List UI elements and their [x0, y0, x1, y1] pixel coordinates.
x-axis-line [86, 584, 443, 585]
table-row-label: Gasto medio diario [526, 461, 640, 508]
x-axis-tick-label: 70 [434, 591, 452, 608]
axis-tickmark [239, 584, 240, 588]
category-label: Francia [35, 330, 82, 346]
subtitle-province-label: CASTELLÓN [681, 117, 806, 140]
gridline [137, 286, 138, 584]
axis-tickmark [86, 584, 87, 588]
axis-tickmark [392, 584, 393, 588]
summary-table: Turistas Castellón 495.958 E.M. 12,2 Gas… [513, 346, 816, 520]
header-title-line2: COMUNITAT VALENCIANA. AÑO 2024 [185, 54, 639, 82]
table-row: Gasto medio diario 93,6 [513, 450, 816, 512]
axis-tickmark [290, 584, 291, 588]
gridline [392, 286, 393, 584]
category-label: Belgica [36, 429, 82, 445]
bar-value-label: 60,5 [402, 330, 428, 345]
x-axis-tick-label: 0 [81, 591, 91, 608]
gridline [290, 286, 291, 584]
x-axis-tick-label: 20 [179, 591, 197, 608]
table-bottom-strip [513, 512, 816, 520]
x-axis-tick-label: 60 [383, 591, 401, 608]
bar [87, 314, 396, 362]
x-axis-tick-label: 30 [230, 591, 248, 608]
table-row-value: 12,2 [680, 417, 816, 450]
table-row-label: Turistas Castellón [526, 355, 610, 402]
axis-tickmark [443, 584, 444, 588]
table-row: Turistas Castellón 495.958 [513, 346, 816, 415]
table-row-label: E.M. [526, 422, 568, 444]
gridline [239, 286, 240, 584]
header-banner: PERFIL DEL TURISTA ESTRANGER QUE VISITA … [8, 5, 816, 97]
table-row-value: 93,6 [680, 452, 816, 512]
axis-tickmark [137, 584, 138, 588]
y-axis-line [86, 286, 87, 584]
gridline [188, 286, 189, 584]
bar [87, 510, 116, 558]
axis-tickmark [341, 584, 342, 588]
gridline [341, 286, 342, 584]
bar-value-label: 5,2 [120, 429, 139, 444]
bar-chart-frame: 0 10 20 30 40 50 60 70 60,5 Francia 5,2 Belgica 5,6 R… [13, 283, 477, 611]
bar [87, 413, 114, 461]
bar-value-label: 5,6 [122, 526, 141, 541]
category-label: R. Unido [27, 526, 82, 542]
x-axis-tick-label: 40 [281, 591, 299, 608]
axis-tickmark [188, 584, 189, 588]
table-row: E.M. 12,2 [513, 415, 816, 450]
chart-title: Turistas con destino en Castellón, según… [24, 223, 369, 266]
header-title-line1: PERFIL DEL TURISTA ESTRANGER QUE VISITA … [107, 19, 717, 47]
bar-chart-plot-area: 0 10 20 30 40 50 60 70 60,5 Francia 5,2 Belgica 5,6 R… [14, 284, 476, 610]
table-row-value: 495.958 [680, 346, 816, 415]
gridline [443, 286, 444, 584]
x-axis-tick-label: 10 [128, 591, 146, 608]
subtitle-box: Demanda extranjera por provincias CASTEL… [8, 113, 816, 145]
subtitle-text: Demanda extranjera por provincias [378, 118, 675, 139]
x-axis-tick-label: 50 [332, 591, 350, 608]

_ _ _

» Task instructions: Update the stretch from the start of the records through the line that contains "axis-tickmark [443, 584, 444, 588]" by changing "gridline" to "grid line" wherever it appears, and leave everything else the same.

» Result for this exercise:
List UI elements and their [x0, y0, x1, y1] pixel coordinates.
x-axis-line [86, 584, 443, 585]
table-row-label: Gasto medio diario [526, 461, 640, 508]
x-axis-tick-label: 70 [434, 591, 452, 608]
axis-tickmark [239, 584, 240, 588]
category-label: Francia [35, 330, 82, 346]
subtitle-province-label: CASTELLÓN [681, 117, 806, 140]
grid line [137, 286, 138, 584]
axis-tickmark [86, 584, 87, 588]
axis-tickmark [392, 584, 393, 588]
summary-table: Turistas Castellón 495.958 E.M. 12,2 Gas… [513, 346, 816, 520]
header-title-line2: COMUNITAT VALENCIANA. AÑO 2024 [185, 54, 639, 82]
table-row: Gasto medio diario 93,6 [513, 450, 816, 512]
axis-tickmark [290, 584, 291, 588]
grid line [392, 286, 393, 584]
category-label: Belgica [36, 429, 82, 445]
bar-value-label: 60,5 [402, 330, 428, 345]
x-axis-tick-label: 0 [81, 591, 91, 608]
grid line [290, 286, 291, 584]
x-axis-tick-label: 20 [179, 591, 197, 608]
table-bottom-strip [513, 512, 816, 520]
x-axis-tick-label: 60 [383, 591, 401, 608]
bar [87, 314, 396, 362]
x-axis-tick-label: 30 [230, 591, 248, 608]
table-row-value: 12,2 [680, 417, 816, 450]
table-row-label: Turistas Castellón [526, 355, 610, 402]
axis-tickmark [443, 584, 444, 588]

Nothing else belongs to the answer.